__Do this__. Return all of the data exactly, with nothing left out but the pictures.

__Supplied data__.
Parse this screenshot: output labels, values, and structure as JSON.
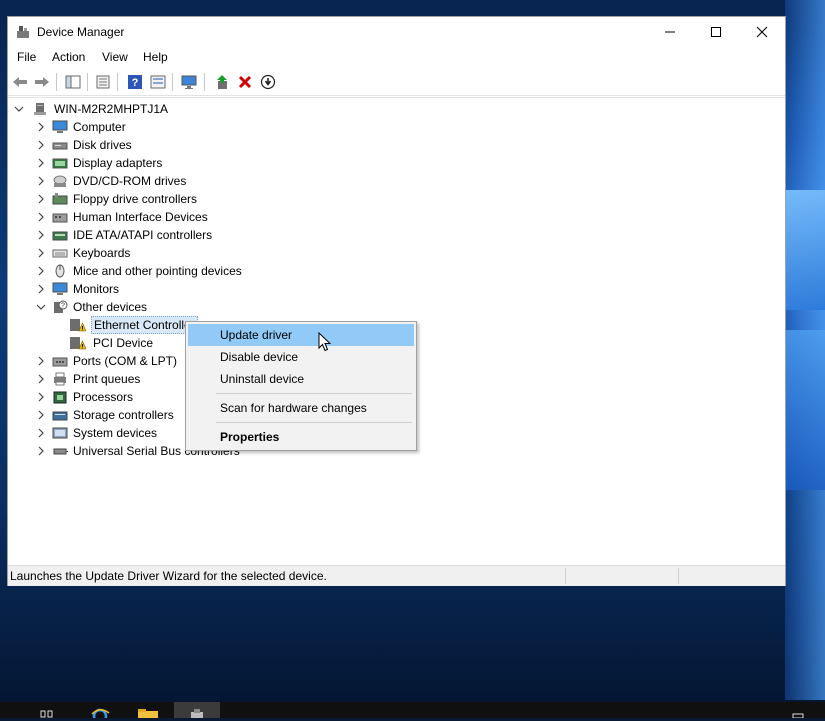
{
  "window": {
    "title": "Device Manager",
    "controls": {
      "minimize": "—",
      "maximize": "☐",
      "close": "✕"
    }
  },
  "menu": [
    "File",
    "Action",
    "View",
    "Help"
  ],
  "toolbar": {
    "icons": [
      "back-icon",
      "forward-icon",
      "show-hide-tree-icon",
      "properties-icon",
      "help-icon",
      "view-devices-icon",
      "update-driver-icon",
      "uninstall-device-icon",
      "disable-device-icon"
    ]
  },
  "tree": {
    "root": "WIN-M2R2MHPTJ1A",
    "categories": [
      "Computer",
      "Disk drives",
      "Display adapters",
      "DVD/CD-ROM drives",
      "Floppy drive controllers",
      "Human Interface Devices",
      "IDE ATA/ATAPI controllers",
      "Keyboards",
      "Mice and other pointing devices",
      "Monitors",
      "Other devices",
      "Ports (COM & LPT)",
      "Print queues",
      "Processors",
      "Storage controllers",
      "System devices",
      "Universal Serial Bus controllers"
    ],
    "other_devices_children": [
      "Ethernet Controller",
      "PCI Device"
    ]
  },
  "context_menu": {
    "items": [
      "Update driver",
      "Disable device",
      "Uninstall device",
      "Scan for hardware changes",
      "Properties"
    ]
  },
  "status": {
    "text": "Launches the Update Driver Wizard for the selected device."
  },
  "colors": {
    "highlight": "#91c9f7",
    "accent_red": "#d00000",
    "warning": "#f2c200"
  }
}
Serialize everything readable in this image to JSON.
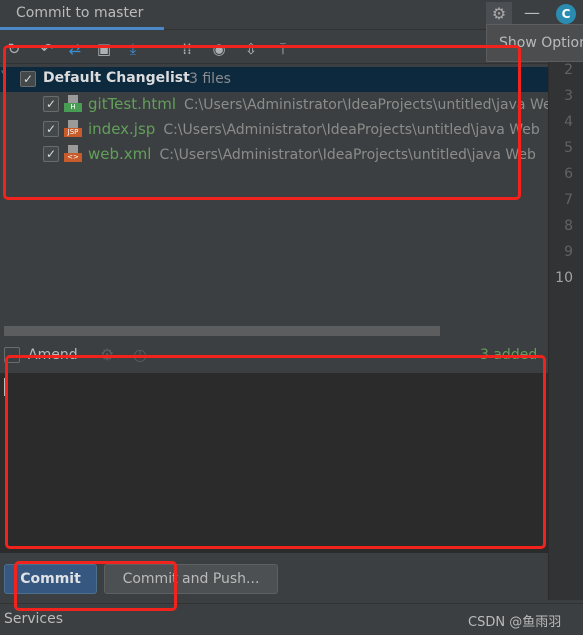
{
  "tab": {
    "title": "Commit to master"
  },
  "window": {
    "tooltip": "Show Options"
  },
  "toolbar": {
    "icons": [
      "refresh-icon",
      "rollback-icon",
      "diff-icon",
      "shelve-icon",
      "update-icon",
      "group-by-icon",
      "view-options-icon",
      "expand-all-icon",
      "collapse-all-icon"
    ]
  },
  "changelist": {
    "name": "Default Changelist",
    "count": "3 files",
    "files": [
      {
        "name": "gitTest.html",
        "path": "C:\\Users\\Administrator\\IdeaProjects\\untitled\\java Web",
        "type": "H",
        "color": "#499c54"
      },
      {
        "name": "index.jsp",
        "path": "C:\\Users\\Administrator\\IdeaProjects\\untitled\\java Web",
        "type": "JSP",
        "color": "#c75b2a"
      },
      {
        "name": "web.xml",
        "path": "C:\\Users\\Administrator\\IdeaProjects\\untitled\\java Web",
        "type": "<>",
        "color": "#c75b2a"
      }
    ]
  },
  "gutter": {
    "lines": [
      "2",
      "3",
      "4",
      "5",
      "6",
      "7",
      "8",
      "9",
      "10"
    ]
  },
  "amend": {
    "label": "Amend",
    "status": "3 added"
  },
  "message": {
    "value": ""
  },
  "buttons": {
    "commit": "Commit",
    "commit_push": "Commit and Push..."
  },
  "statusbar": {
    "services": "Services",
    "watermark": "CSDN @鱼雨羽"
  }
}
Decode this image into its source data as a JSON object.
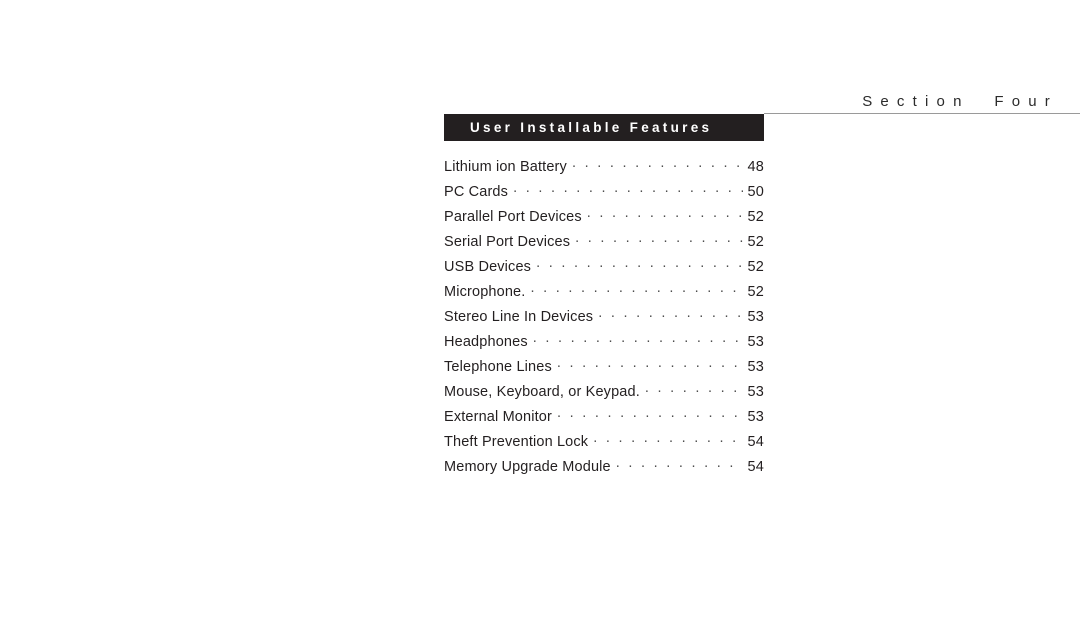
{
  "running_head": {
    "text": "Section  Four"
  },
  "section_title": {
    "text": "User Installable Features"
  },
  "colors": {
    "title_bar_background": "#231F20",
    "title_bar_text": "#FFFFFF",
    "body_text": "#231F20",
    "rule": "#9A9A9A",
    "page_background": "#FFFFFF"
  },
  "toc": {
    "entries": [
      {
        "label": "Lithium ion Battery",
        "page": "48"
      },
      {
        "label": "PC Cards",
        "page": "50"
      },
      {
        "label": "Parallel Port Devices",
        "page": "52"
      },
      {
        "label": "Serial Port Devices",
        "page": "52"
      },
      {
        "label": "USB Devices",
        "page": "52"
      },
      {
        "label": "Microphone.",
        "page": "52"
      },
      {
        "label": "Stereo Line In Devices",
        "page": "53"
      },
      {
        "label": "Headphones",
        "page": "53"
      },
      {
        "label": "Telephone Lines",
        "page": "53"
      },
      {
        "label": "Mouse, Keyboard, or Keypad.",
        "page": "53"
      },
      {
        "label": "External Monitor",
        "page": "53"
      },
      {
        "label": "Theft Prevention Lock",
        "page": "54"
      },
      {
        "label": "Memory Upgrade Module",
        "page": "54"
      }
    ],
    "leader_character": "."
  }
}
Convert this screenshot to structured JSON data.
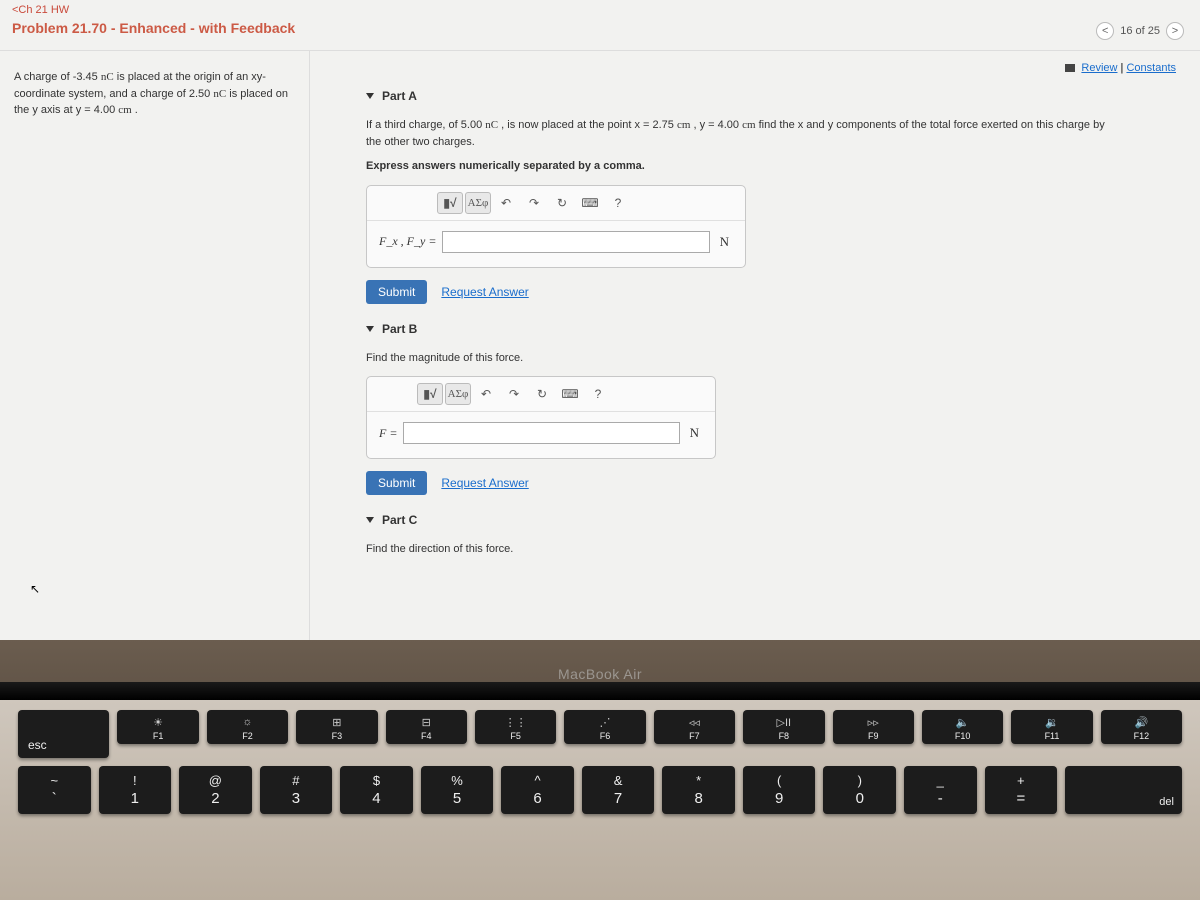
{
  "breadcrumb": "<Ch 21 HW",
  "problem_title": "Problem 21.70 - Enhanced - with Feedback",
  "nav": {
    "prev": "<",
    "counter": "16 of 25",
    "next": ">"
  },
  "review": {
    "review": "Review",
    "sep": " | ",
    "constants": "Constants"
  },
  "sidebar_text": {
    "l1a": "A charge of -3.45 ",
    "l1b": "nC",
    "l1c": " is placed at the origin of an xy-coordinate system, and a charge of 2.50 ",
    "l1d": "nC",
    "l1e": " is placed on the y axis at y = 4.00 ",
    "l1f": "cm",
    "l1g": " ."
  },
  "partA": {
    "title": "Part A",
    "prompt1a": "If a third charge, of 5.00 ",
    "prompt1b": "nC",
    "prompt1c": " , is now placed at the point x = 2.75 ",
    "prompt1d": "cm",
    "prompt1e": " , y = 4.00 ",
    "prompt1f": "cm",
    "prompt1g": " find the x and y components of the total force exerted on this charge by the other two charges.",
    "prompt2": "Express answers numerically separated by a comma.",
    "lhs": "F_x , F_y =",
    "unit": "N",
    "submit": "Submit",
    "request": "Request Answer"
  },
  "partB": {
    "title": "Part B",
    "prompt": "Find the magnitude of this force.",
    "lhs": "F =",
    "unit": "N",
    "submit": "Submit",
    "request": "Request Answer"
  },
  "partC": {
    "title": "Part C",
    "prompt": "Find the direction of this force."
  },
  "tools": {
    "template": "▮√",
    "greek": "ΑΣφ",
    "undo": "↶",
    "redo": "↷",
    "reset": "↻",
    "keyboard": "⌨",
    "help": "?"
  },
  "laptop": {
    "brand": "MacBook Air"
  },
  "keys": {
    "frow": [
      {
        "label": "esc",
        "icon": ""
      },
      {
        "label": "F1",
        "icon": "☀"
      },
      {
        "label": "F2",
        "icon": "☼"
      },
      {
        "label": "F3",
        "icon": "⊞"
      },
      {
        "label": "F4",
        "icon": "⊟"
      },
      {
        "label": "F5",
        "icon": "⋮⋮"
      },
      {
        "label": "F6",
        "icon": "⋰"
      },
      {
        "label": "F7",
        "icon": "◃◃"
      },
      {
        "label": "F8",
        "icon": "▷II"
      },
      {
        "label": "F9",
        "icon": "▹▹"
      },
      {
        "label": "F10",
        "icon": "🔈"
      },
      {
        "label": "F11",
        "icon": "🔉"
      },
      {
        "label": "F12",
        "icon": "🔊"
      }
    ],
    "row2": [
      {
        "u": "~",
        "l": "`"
      },
      {
        "u": "!",
        "l": "1"
      },
      {
        "u": "@",
        "l": "2"
      },
      {
        "u": "#",
        "l": "3"
      },
      {
        "u": "$",
        "l": "4"
      },
      {
        "u": "%",
        "l": "5"
      },
      {
        "u": "^",
        "l": "6"
      },
      {
        "u": "&",
        "l": "7"
      },
      {
        "u": "*",
        "l": "8"
      },
      {
        "u": "(",
        "l": "9"
      },
      {
        "u": ")",
        "l": "0"
      },
      {
        "u": "_",
        "l": "-"
      },
      {
        "u": "+",
        "l": "="
      },
      {
        "u": "",
        "l": "del"
      }
    ]
  }
}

__Solution to the exercise__.
Parse this screenshot: output labels, values, and structure as JSON.
{
  "window": {
    "title": "Device Manager",
    "controls": {
      "minimize": "—",
      "maximize": "☐",
      "close": "✕"
    }
  },
  "menu": [
    "File",
    "Action",
    "View",
    "Help"
  ],
  "toolbar": {
    "icons": [
      "back-icon",
      "forward-icon",
      "show-hide-tree-icon",
      "properties-icon",
      "help-icon",
      "view-devices-icon",
      "update-driver-icon",
      "uninstall-device-icon",
      "disable-device-icon"
    ]
  },
  "tree": {
    "root": "WIN-M2R2MHPTJ1A",
    "categories": [
      "Computer",
      "Disk drives",
      "Display adapters",
      "DVD/CD-ROM drives",
      "Floppy drive controllers",
      "Human Interface Devices",
      "IDE ATA/ATAPI controllers",
      "Keyboards",
      "Mice and other pointing devices",
      "Monitors",
      "Other devices",
      "Ports (COM & LPT)",
      "Print queues",
      "Processors",
      "Storage controllers",
      "System devices",
      "Universal Serial Bus controllers"
    ],
    "other_devices_children": [
      "Ethernet Controller",
      "PCI Device"
    ]
  },
  "context_menu": {
    "items": [
      "Update driver",
      "Disable device",
      "Uninstall device",
      "Scan for hardware changes",
      "Properties"
    ]
  },
  "status": {
    "text": "Launches the Update Driver Wizard for the selected device."
  },
  "colors": {
    "highlight": "#91c9f7",
    "accent_red": "#d00000",
    "warning": "#f2c200"
  }
}
Serialize everything readable in this image to JSON.
{
  "tab": {
    "title": "Commit to master"
  },
  "window": {
    "tooltip": "Show Options"
  },
  "toolbar": {
    "icons": [
      "refresh-icon",
      "rollback-icon",
      "diff-icon",
      "shelve-icon",
      "update-icon",
      "group-by-icon",
      "view-options-icon",
      "expand-all-icon",
      "collapse-all-icon"
    ]
  },
  "changelist": {
    "name": "Default Changelist",
    "count": "3 files",
    "files": [
      {
        "name": "gitTest.html",
        "path": "C:\\Users\\Administrator\\IdeaProjects\\untitled\\java Web",
        "type": "H",
        "color": "#499c54"
      },
      {
        "name": "index.jsp",
        "path": "C:\\Users\\Administrator\\IdeaProjects\\untitled\\java Web",
        "type": "JSP",
        "color": "#c75b2a"
      },
      {
        "name": "web.xml",
        "path": "C:\\Users\\Administrator\\IdeaProjects\\untitled\\java Web",
        "type": "<>",
        "color": "#c75b2a"
      }
    ]
  },
  "gutter": {
    "lines": [
      "2",
      "3",
      "4",
      "5",
      "6",
      "7",
      "8",
      "9",
      "10"
    ]
  },
  "amend": {
    "label": "Amend",
    "status": "3 added"
  },
  "message": {
    "value": ""
  },
  "buttons": {
    "commit": "Commit",
    "commit_push": "Commit and Push..."
  },
  "statusbar": {
    "services": "Services",
    "watermark": "CSDN @鱼雨羽"
  }
}
Decode this image into its source data as a JSON object.
{
  "running_head": {
    "text": "Section  Four"
  },
  "section_title": {
    "text": "User Installable Features"
  },
  "colors": {
    "title_bar_background": "#231F20",
    "title_bar_text": "#FFFFFF",
    "body_text": "#231F20",
    "rule": "#9A9A9A",
    "page_background": "#FFFFFF"
  },
  "toc": {
    "entries": [
      {
        "label": "Lithium ion Battery",
        "page": "48"
      },
      {
        "label": "PC Cards",
        "page": "50"
      },
      {
        "label": "Parallel Port Devices",
        "page": "52"
      },
      {
        "label": "Serial Port Devices",
        "page": "52"
      },
      {
        "label": "USB Devices",
        "page": "52"
      },
      {
        "label": "Microphone.",
        "page": "52"
      },
      {
        "label": "Stereo Line In Devices",
        "page": "53"
      },
      {
        "label": "Headphones",
        "page": "53"
      },
      {
        "label": "Telephone Lines",
        "page": "53"
      },
      {
        "label": "Mouse, Keyboard, or Keypad.",
        "page": "53"
      },
      {
        "label": "External Monitor",
        "page": "53"
      },
      {
        "label": "Theft Prevention Lock",
        "page": "54"
      },
      {
        "label": "Memory Upgrade Module",
        "page": "54"
      }
    ],
    "leader_character": "."
  }
}
Convert this screenshot to structured JSON data.
{
  "breadcrumb": "<Ch 21 HW",
  "problem_title": "Problem 21.70 - Enhanced - with Feedback",
  "nav": {
    "prev": "<",
    "counter": "16 of 25",
    "next": ">"
  },
  "review": {
    "review": "Review",
    "sep": " | ",
    "constants": "Constants"
  },
  "sidebar_text": {
    "l1a": "A charge of -3.45 ",
    "l1b": "nC",
    "l1c": " is placed at the origin of an xy-coordinate system, and a charge of 2.50 ",
    "l1d": "nC",
    "l1e": " is placed on the y axis at y = 4.00 ",
    "l1f": "cm",
    "l1g": " ."
  },
  "partA": {
    "title": "Part A",
    "prompt1a": "If a third charge, of 5.00 ",
    "prompt1b": "nC",
    "prompt1c": " , is now placed at the point x = 2.75 ",
    "prompt1d": "cm",
    "prompt1e": " , y = 4.00 ",
    "prompt1f": "cm",
    "prompt1g": " find the x and y components of the total force exerted on this charge by the other two charges.",
    "prompt2": "Express answers numerically separated by a comma.",
    "lhs": "F_x , F_y =",
    "unit": "N",
    "submit": "Submit",
    "request": "Request Answer"
  },
  "partB": {
    "title": "Part B",
    "prompt": "Find the magnitude of this force.",
    "lhs": "F =",
    "unit": "N",
    "submit": "Submit",
    "request": "Request Answer"
  },
  "partC": {
    "title": "Part C",
    "prompt": "Find the direction of this force."
  },
  "tools": {
    "template": "▮√",
    "greek": "ΑΣφ",
    "undo": "↶",
    "redo": "↷",
    "reset": "↻",
    "keyboard": "⌨",
    "help": "?"
  },
  "laptop": {
    "brand": "MacBook Air"
  },
  "keys": {
    "frow": [
      {
        "label": "esc",
        "icon": ""
      },
      {
        "label": "F1",
        "icon": "☀"
      },
      {
        "label": "F2",
        "icon": "☼"
      },
      {
        "label": "F3",
        "icon": "⊞"
      },
      {
        "label": "F4",
        "icon": "⊟"
      },
      {
        "label": "F5",
        "icon": "⋮⋮"
      },
      {
        "label": "F6",
        "icon": "⋰"
      },
      {
        "label": "F7",
        "icon": "◃◃"
      },
      {
        "label": "F8",
        "icon": "▷II"
      },
      {
        "label": "F9",
        "icon": "▹▹"
      },
      {
        "label": "F10",
        "icon": "🔈"
      },
      {
        "label": "F11",
        "icon": "🔉"
      },
      {
        "label": "F12",
        "icon": "🔊"
      }
    ],
    "row2": [
      {
        "u": "~",
        "l": "`"
      },
      {
        "u": "!",
        "l": "1"
      },
      {
        "u": "@",
        "l": "2"
      },
      {
        "u": "#",
        "l": "3"
      },
      {
        "u": "$",
        "l": "4"
      },
      {
        "u": "%",
        "l": "5"
      },
      {
        "u": "^",
        "l": "6"
      },
      {
        "u": "&",
        "l": "7"
      },
      {
        "u": "*",
        "l": "8"
      },
      {
        "u": "(",
        "l": "9"
      },
      {
        "u": ")",
        "l": "0"
      },
      {
        "u": "_",
        "l": "-"
      },
      {
        "u": "+",
        "l": "="
      },
      {
        "u": "",
        "l": "del"
      }
    ]
  }
}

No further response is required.